Each line containing the word "roles" must be collected.

**** Task material

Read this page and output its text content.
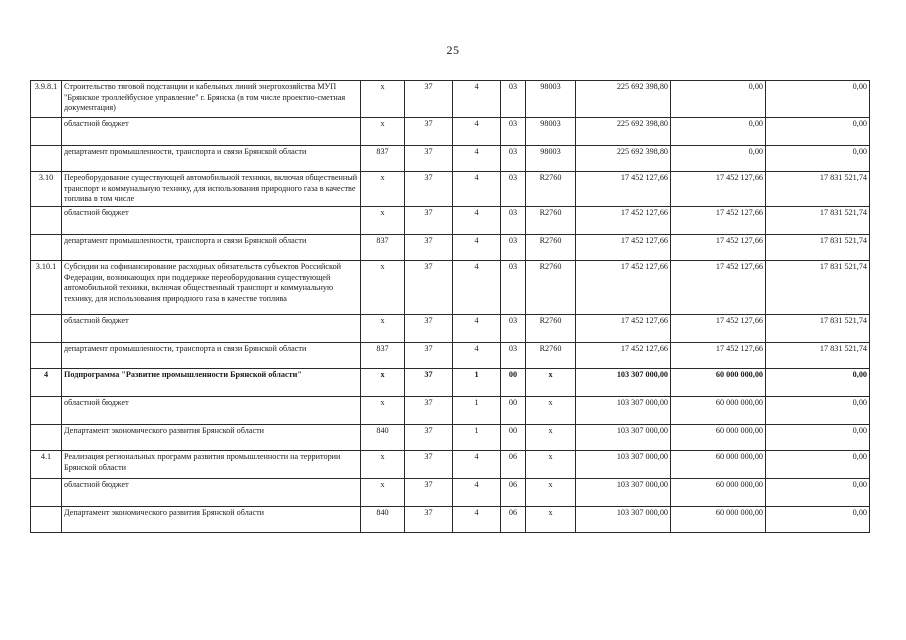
25
3.9.8.1	Строительство тяговой подстанции и кабельных линий энергохозяйства МУП "Брянское троллейбусное управление" г. Брянска (в том числе проектно-сметная документация)	х	37	4	03	98003	225 692 398,80	0,00	0,00
	областной бюджет	х	37	4	03	98003	225 692 398,80	0,00	0,00
	департамент промышленности, транспорта и связи Брянской области	837	37	4	03	98003	225 692 398,80	0,00	0,00
3.10	Переоборудование существующей автомобильной техники, включая общественный транспорт и коммунальную технику, для использования природного газа в качестве топлива в том числе	х	37	4	03	R2760	17 452 127,66	17 452 127,66	17 831 521,74
	областной бюджет	х	37	4	03	R2760	17 452 127,66	17 452 127,66	17 831 521,74
	департамент промышленности, транспорта и связи Брянской области	837	37	4	03	R2760	17 452 127,66	17 452 127,66	17 831 521,74
3.10.1	Субсидии на софинансирование расходных обязательств субъектов Российской Федерации, возникающих при поддержке переоборудования существующей автомобильной техники, включая общественный транспорт и коммунальную технику, для использования природного газа в качестве топлива	х	37	4	03	R2760	17 452 127,66	17 452 127,66	17 831 521,74
	областной бюджет	х	37	4	03	R2760	17 452 127,66	17 452 127,66	17 831 521,74
	департамент промышленности, транспорта и связи Брянской области	837	37	4	03	R2760	17 452 127,66	17 452 127,66	17 831 521,74
4	Подпрограмма "Развитие промышленности Брянской области"	х	37	1	00	х	103 307 000,00	60 000 000,00	0,00
	областной бюджет	х	37	1	00	х	103 307 000,00	60 000 000,00	0,00
	Департамент экономического развития Брянской области	840	37	1	00	х	103 307 000,00	60 000 000,00	0,00
4.1	Реализация региональных программ развития промышленности на территории Брянской области	х	37	4	06	х	103 307 000,00	60 000 000,00	0,00
	областной бюджет	х	37	4	06	х	103 307 000,00	60 000 000,00	0,00
	Департамент экономического развития Брянской области	840	37	4	06	х	103 307 000,00	60 000 000,00	0,00
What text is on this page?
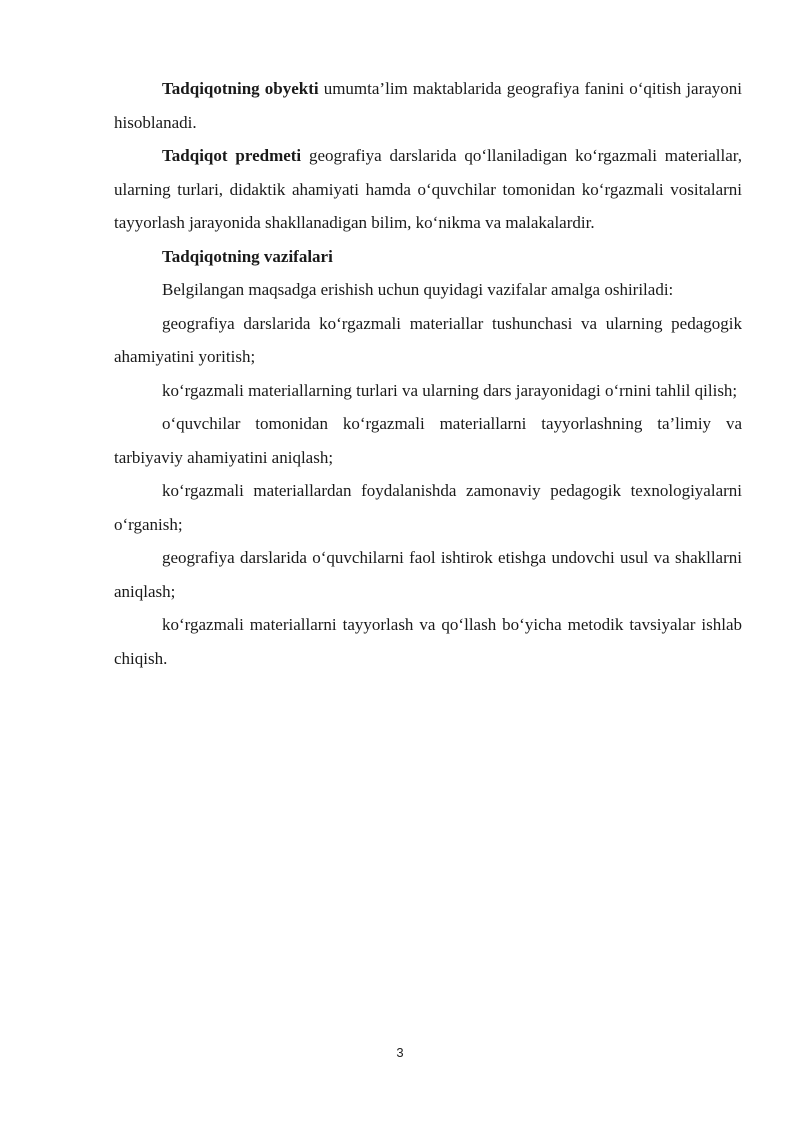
Tadqiqotning obyekti umumta’lim maktablarida geografiya fanini o‘qitish jarayoni hisoblanadi.

Tadqiqot predmeti geografiya darslarida qo‘llaniladigan ko‘rgazmali materiallar, ularning turlari, didaktik ahamiyati hamda o‘quvchilar tomonidan ko‘rgazmali vositalarni tayyorlash jarayonida shakllanadigan bilim, ko‘nikma va malakalardir.

Tadqiqotning vazifalari

Belgilangan maqsadga erishish uchun quyidagi vazifalar amalga oshiriladi:

geografiya darslarida ko‘rgazmali materiallar tushunchasi va ularning pedagogik ahamiyatini yoritish;

ko‘rgazmali materiallarning turlari va ularning dars jarayonidagi o‘rnini tahlil qilish;

o‘quvchilar tomonidan ko‘rgazmali materiallarni tayyorlashning ta’limiy va tarbiyaviy ahamiyatini aniqlash;

ko‘rgazmali materiallardan foydalanishda zamonaviy pedagogik texnologiyalarni o‘rganish;

geografiya darslarida o‘quvchilarni faol ishtirok etishga undovchi usul va shakllarni aniqlash;

ko‘rgazmali materiallarni tayyorlash va qo‘llash bo‘yicha metodik tavsiyalar ishlab chiqish.

3
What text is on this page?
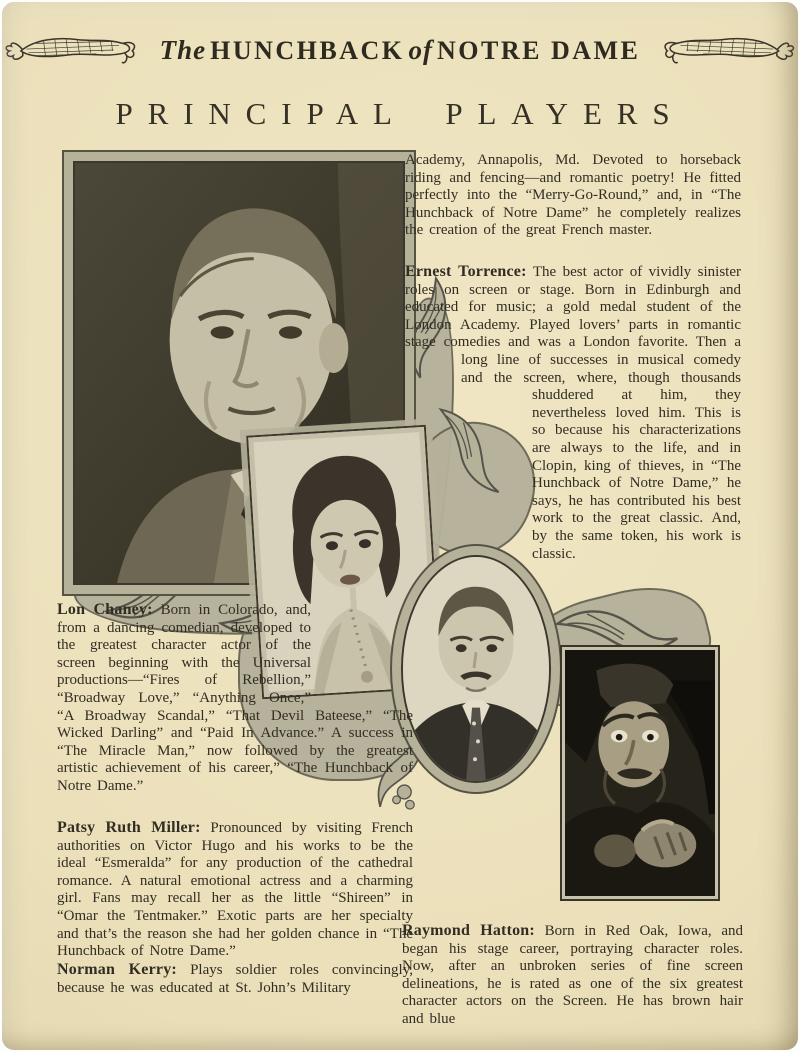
The HUNCHBACK of NOTRE DAME
PRINCIPAL PLAYERS
Academy, Annapolis, Md. Devoted to horseback riding and fencing—and romantic poetry! He fitted perfectly into the “Merry-Go-Round,” and, in “The Hunchback of Notre Dame” he completely realizes the creation of the great French master.
Ernest Torrence: The best actor of vividly sinister roles on screen or stage. Born in Edinburgh and educated for music; a gold medal student of the London Academy. Played lovers’ parts in romantic stage comedies and was a London favorite. Then a long line of successes in musical comedy and the screen, where, though thousands shuddered at him, they nevertheless loved him. This is so because his characterizations are always to the life, and in Clopin, king of thieves, in “The Hunchback of Notre Dame,” he says, he has contributed his best work to the great classic. And, by the same token, his work is classic.
Lon Chaney: Born in Colorado, and, from a dancing comedian, developed to the greatest character actor of the screen beginning with the Universal productions—“Fires of Rebellion,” “Broadway Love,” “Anything Once,” “A Broadway Scandal,” “That Devil Bateese,” “The Wicked Darling” and “Paid In Advance.” A success in “The Miracle Man,” now followed by the greatest artistic achievement of his career,” “The Hunchback of Notre Dame.”
Patsy Ruth Miller: Pronounced by visiting French authorities on Victor Hugo and his works to be the ideal “Esmeralda” for any production of the cathedral romance. A natural emotional actress and a charming girl. Fans may recall her as the little “Shireen” in “Omar the Tentmaker.” Exotic parts are her specialty and that’s the reason she had her golden chance in “The Hunchback of Notre Dame.”
Norman Kerry: Plays soldier roles convincingly, because he was educated at St. John’s Military
Raymond Hatton: Born in Red Oak, Iowa, and began his stage career, portraying character roles. Now, after an unbroken series of fine screen delineations, he is rated as one of the six greatest character actors on the Screen. He has brown hair and blue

********

Complete output =>
Ernest Torrence: The best actor of vividly sinister roles on screen or stage. Born in Edinburgh and educated for music; a gold medal student of the London Academy. Played lovers’ parts in romantic stage comedies and was a London favorite. Then a long line of successes in musical comedy and the screen, where, though thousands shuddered at him, they nevertheless loved him. This is so because his characterizations are always to the life, and in Clopin, king of thieves, in “The Hunchback of Notre Dame,” he says, he has contributed his best work to the great classic. And, by the same token, his work is classic.
Norman Kerry: Plays soldier roles convincingly, because he was educated at St. John’s Military
Raymond Hatton: Born in Red Oak, Iowa, and began his stage career, portraying character roles. Now, after an unbroken series of fine screen delineations, he is rated as one of the six greatest character actors on the Screen. He has brown hair and blue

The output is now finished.